++++ Supplied data

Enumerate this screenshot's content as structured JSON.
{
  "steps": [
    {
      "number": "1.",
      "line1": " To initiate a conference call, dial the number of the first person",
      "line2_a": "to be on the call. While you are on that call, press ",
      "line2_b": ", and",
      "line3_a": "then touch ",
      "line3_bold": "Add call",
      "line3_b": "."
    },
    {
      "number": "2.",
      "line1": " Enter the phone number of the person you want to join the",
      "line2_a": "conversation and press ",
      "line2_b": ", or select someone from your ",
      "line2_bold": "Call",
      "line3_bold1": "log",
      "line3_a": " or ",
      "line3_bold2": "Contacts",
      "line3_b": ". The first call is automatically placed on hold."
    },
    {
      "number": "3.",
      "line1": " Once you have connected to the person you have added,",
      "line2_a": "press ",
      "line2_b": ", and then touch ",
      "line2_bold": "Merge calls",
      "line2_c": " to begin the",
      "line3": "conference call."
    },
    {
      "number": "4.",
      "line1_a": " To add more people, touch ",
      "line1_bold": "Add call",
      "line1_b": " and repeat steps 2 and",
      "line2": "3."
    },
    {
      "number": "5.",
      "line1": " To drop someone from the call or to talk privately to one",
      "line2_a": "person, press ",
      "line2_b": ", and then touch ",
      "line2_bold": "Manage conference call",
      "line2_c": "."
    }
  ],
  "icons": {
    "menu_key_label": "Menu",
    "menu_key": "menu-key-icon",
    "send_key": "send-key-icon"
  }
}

++++++++
++++ Supplied data

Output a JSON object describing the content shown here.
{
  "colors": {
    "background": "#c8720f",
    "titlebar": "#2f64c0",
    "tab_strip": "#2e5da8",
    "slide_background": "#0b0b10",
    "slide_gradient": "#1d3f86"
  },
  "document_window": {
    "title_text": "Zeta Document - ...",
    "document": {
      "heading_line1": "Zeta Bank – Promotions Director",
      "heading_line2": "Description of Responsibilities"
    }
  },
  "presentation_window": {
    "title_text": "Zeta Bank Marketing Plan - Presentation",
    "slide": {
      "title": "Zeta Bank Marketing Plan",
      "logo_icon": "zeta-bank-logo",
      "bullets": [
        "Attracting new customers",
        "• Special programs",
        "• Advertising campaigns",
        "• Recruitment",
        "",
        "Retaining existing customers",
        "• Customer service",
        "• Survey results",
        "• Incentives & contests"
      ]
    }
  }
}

++++++++

* _Do this_: Pull every line containing the word "first" out of the material and copy it.

* _Exercise response_:
      "line1": " To initiate a conference call, dial the number of the first person",
      "line3_b": ". The first call is automatically placed on hold."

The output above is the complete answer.